> _DIRECTIONS FOR THIS TASK_:
All lines in which the word "Split" occurs are to be extracted.

***

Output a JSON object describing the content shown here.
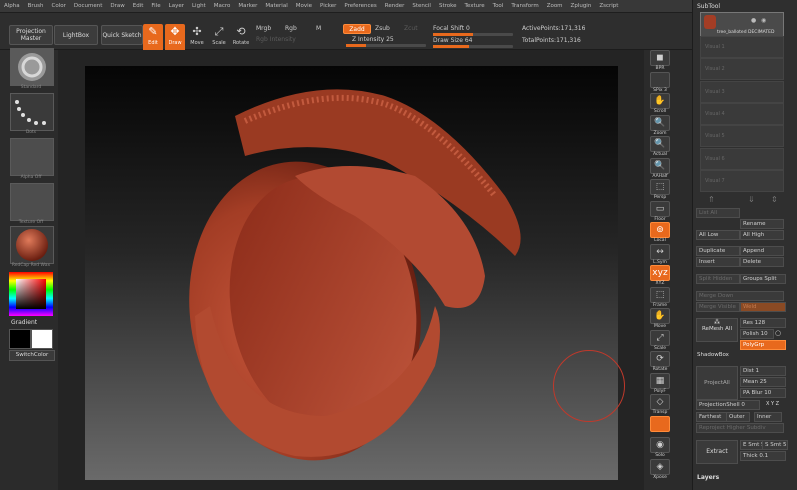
{
  "menu": [
    "Alpha",
    "Brush",
    "Color",
    "Document",
    "Draw",
    "Edit",
    "File",
    "Layer",
    "Light",
    "Macro",
    "Marker",
    "Material",
    "Movie",
    "Picker",
    "Preferences",
    "Render",
    "Stencil",
    "Stroke",
    "Texture",
    "Tool",
    "Transform",
    "Zoom",
    "Zplugin",
    "Zscript"
  ],
  "toolbar": {
    "projection_master": "Projection Master",
    "lightbox": "LightBox",
    "quick_sketch": "Quick Sketch",
    "edit": "Edit",
    "draw": "Draw",
    "move": "Move",
    "scale": "Scale",
    "rotate": "Rotate",
    "mrgb": "Mrgb",
    "rgb": "Rgb",
    "m": "M",
    "rgb_intensity": "Rgb Intensity",
    "zadd": "Zadd",
    "zsub": "Zsub",
    "zcut": "Zcut",
    "z_intensity_label": "Z Intensity",
    "z_intensity_value": "25",
    "focal_shift_label": "Focal Shift",
    "focal_shift_value": "0",
    "draw_size_label": "Draw Size",
    "draw_size_value": "64",
    "active_points_label": "ActivePoints:",
    "active_points_value": "171,316",
    "total_points_label": "TotalPoints:",
    "total_points_value": "171,316",
    "z_intensity_level": 0.25,
    "focal_shift_level": 0.5,
    "draw_size_level": 0.45
  },
  "left_shelf": {
    "brush_label": "Standard",
    "stroke_label": "Dots",
    "alpha_label": "Alpha Off",
    "texture_label": "Texture Off",
    "material_label": "RedCap Red Wax",
    "gradient_label": "Gradient",
    "switch_color_label": "SwitchColor"
  },
  "right_shelf": [
    {
      "id": "bpr",
      "label": "BPR"
    },
    {
      "id": "spix",
      "label": "SPix 3"
    },
    {
      "id": "scroll",
      "label": "Scroll"
    },
    {
      "id": "zoom",
      "label": "Zoom"
    },
    {
      "id": "actual",
      "label": "Actual"
    },
    {
      "id": "aahalf",
      "label": "AAHalf"
    },
    {
      "id": "persp",
      "label": "Persp"
    },
    {
      "id": "floor",
      "label": "Floor"
    },
    {
      "id": "local",
      "label": "Local"
    },
    {
      "id": "lsym",
      "label": "L.Sym"
    },
    {
      "id": "xyz",
      "label": "XYZ"
    },
    {
      "id": "frame",
      "label": "Frame"
    },
    {
      "id": "move",
      "label": "Move"
    },
    {
      "id": "scale",
      "label": "Scale"
    },
    {
      "id": "rotate",
      "label": "Rotate"
    },
    {
      "id": "polyf",
      "label": "PolyF"
    },
    {
      "id": "transp",
      "label": "Transp"
    },
    {
      "id": "ghost",
      "label": ""
    },
    {
      "id": "solo",
      "label": "Solo"
    },
    {
      "id": "xpose",
      "label": "Xpose"
    }
  ],
  "subtool": {
    "header": "SubTool",
    "active_name": "tree_balloted DECIMATED",
    "slots": [
      "Visual 1",
      "Visual 2",
      "Visual 3",
      "Visual 4",
      "Visual 5",
      "Visual 6",
      "Visual 7"
    ],
    "list_all": "List All",
    "rename": "Rename",
    "all_low": "All Low",
    "all_high": "All High",
    "duplicate": "Duplicate",
    "append": "Append",
    "insert": "Insert",
    "delete": "Delete",
    "split_hidden": "Split Hidden",
    "groups_split": "Groups Split",
    "merge_down": "Merge Down",
    "merge_visible": "Merge Visible",
    "weld": "Weld",
    "remesh_all": "ReMesh All",
    "res_label": "Res",
    "res_value": "128",
    "polish_label": "Polish",
    "polish_value": "10",
    "polygrp": "PolyGrp",
    "shadowbox": "ShadowBox",
    "project_all": "ProjectAll",
    "dist_label": "Dist",
    "dist_value": "1",
    "mean_label": "Mean",
    "mean_value": "25",
    "pa_blur_label": "PA Blur",
    "pa_blur_value": "10",
    "projection_shell_label": "ProjectionShell",
    "projection_shell_value": "0",
    "xyz": "X Y Z",
    "farthest": "Farthest",
    "outer": "Outer",
    "inner": "Inner",
    "reproject": "Reproject Higher Subdiv",
    "extract": "Extract",
    "e_smt": "E Smt",
    "e_smt_value": "5",
    "s_smt": "S Smt",
    "s_smt_value": "5",
    "thick_label": "Thick",
    "thick_value": "0.1",
    "layers": "Layers"
  },
  "colors": {
    "accent": "#e8691d",
    "wax": "#a33d25",
    "panel": "#2f2f2f",
    "bg": "#2b2b2b"
  }
}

***

> _RESULT_:
    "split_hidden": "Split Hidden",
    "groups_split": "Groups Split",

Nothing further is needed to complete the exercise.